> **Short exercise**
Show each line of the data below that has the string "voucher" in it.

> **Stored rows**
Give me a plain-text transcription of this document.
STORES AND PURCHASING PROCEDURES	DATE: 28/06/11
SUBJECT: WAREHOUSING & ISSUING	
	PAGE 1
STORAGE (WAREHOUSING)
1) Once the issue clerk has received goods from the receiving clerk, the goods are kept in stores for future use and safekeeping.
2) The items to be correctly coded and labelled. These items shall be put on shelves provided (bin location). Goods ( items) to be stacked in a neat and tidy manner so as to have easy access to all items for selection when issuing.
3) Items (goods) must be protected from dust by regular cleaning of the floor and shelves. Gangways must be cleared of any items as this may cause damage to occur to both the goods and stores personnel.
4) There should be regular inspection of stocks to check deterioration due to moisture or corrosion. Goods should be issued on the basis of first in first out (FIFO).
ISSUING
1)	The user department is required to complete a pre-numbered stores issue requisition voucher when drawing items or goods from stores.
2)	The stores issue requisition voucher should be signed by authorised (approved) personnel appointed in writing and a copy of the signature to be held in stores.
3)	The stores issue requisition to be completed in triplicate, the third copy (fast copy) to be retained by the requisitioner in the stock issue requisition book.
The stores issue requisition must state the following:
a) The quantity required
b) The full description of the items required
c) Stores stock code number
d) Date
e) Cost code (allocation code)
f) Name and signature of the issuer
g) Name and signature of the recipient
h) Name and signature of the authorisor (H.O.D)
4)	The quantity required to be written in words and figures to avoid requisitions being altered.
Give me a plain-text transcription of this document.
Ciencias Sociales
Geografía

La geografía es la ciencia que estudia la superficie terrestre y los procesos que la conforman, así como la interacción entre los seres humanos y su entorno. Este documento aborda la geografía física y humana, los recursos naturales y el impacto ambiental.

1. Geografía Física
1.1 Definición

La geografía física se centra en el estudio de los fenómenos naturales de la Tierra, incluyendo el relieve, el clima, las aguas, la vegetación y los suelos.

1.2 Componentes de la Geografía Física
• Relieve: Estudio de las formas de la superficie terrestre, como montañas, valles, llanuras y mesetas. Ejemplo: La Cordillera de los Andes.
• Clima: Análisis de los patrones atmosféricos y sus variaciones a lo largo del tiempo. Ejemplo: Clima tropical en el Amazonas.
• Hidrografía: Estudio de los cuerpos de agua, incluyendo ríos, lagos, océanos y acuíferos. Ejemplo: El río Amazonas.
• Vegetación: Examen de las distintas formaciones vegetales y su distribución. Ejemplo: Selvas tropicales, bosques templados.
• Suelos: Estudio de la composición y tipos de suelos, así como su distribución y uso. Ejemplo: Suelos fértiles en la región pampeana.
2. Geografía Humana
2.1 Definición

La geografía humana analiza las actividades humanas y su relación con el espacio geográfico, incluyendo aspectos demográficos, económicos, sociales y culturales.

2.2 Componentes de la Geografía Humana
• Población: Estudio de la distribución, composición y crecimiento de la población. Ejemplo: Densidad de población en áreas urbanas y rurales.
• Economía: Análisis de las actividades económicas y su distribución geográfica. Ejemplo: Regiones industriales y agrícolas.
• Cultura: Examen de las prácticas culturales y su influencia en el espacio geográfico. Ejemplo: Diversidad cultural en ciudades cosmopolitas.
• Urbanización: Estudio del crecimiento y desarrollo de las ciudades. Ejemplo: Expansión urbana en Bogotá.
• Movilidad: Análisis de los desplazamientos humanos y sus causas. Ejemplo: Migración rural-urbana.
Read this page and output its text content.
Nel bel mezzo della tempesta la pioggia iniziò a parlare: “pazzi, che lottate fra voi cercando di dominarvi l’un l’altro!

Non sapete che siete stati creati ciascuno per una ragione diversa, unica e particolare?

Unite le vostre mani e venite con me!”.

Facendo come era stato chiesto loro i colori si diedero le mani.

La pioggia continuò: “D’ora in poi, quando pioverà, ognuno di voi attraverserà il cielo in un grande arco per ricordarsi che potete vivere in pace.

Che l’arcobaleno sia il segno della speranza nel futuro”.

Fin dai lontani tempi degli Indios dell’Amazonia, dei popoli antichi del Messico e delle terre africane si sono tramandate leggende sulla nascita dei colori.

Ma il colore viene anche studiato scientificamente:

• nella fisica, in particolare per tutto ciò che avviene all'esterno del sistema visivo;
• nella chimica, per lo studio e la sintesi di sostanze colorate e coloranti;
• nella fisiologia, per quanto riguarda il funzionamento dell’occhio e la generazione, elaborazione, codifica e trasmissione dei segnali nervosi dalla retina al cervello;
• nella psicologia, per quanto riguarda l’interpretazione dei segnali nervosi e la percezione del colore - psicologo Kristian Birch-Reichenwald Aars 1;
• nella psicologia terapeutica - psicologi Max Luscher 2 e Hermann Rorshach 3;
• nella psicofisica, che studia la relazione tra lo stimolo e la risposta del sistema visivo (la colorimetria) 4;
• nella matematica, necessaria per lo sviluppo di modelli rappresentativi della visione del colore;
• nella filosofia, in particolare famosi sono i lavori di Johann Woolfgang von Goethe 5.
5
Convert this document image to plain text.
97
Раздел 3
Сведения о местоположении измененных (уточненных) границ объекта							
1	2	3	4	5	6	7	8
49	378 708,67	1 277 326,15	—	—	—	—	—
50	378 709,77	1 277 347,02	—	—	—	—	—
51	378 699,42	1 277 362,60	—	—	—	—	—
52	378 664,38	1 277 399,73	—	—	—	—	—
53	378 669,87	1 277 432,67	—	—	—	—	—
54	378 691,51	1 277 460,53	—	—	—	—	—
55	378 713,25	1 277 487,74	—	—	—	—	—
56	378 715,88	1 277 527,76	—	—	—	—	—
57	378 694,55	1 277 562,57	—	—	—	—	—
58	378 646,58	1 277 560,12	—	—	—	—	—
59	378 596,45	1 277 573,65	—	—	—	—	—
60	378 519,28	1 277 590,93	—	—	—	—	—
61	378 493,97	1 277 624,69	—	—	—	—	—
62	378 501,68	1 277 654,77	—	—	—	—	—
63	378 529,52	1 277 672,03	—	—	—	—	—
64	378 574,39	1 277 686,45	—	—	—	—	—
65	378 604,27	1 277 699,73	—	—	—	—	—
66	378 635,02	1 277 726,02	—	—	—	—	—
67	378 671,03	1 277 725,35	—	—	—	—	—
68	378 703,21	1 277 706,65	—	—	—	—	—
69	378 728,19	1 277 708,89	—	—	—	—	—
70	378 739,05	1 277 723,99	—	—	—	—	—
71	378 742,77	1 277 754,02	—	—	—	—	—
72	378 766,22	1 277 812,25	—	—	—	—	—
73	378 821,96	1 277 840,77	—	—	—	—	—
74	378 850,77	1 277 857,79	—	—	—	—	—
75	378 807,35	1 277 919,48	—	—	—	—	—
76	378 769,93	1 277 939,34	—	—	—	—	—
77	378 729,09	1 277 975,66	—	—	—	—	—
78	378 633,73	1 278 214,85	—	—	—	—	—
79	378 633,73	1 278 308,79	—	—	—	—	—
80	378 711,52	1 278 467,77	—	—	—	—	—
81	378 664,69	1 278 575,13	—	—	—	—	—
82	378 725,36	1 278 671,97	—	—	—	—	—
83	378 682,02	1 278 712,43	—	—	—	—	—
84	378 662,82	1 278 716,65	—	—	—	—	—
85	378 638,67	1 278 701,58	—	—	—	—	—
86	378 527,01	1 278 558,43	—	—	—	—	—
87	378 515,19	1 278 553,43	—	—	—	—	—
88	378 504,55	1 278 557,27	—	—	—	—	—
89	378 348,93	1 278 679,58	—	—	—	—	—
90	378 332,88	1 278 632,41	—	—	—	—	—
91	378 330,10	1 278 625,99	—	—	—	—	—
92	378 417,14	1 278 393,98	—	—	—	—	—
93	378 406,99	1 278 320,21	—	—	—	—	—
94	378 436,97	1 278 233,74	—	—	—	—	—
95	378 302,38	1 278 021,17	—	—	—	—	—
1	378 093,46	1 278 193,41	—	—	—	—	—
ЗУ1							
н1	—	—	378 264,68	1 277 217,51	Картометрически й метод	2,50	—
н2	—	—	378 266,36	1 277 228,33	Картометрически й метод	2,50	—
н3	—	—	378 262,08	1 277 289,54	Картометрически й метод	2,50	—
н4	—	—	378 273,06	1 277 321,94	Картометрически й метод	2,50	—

> **Full response**
1)	The user department is required to complete a pre-numbered stores issue requisition voucher when drawing items or goods from stores.
2)	The stores issue requisition voucher should be signed by authorised (approved) personnel appointed in writing and a copy of the signature to be held in stores.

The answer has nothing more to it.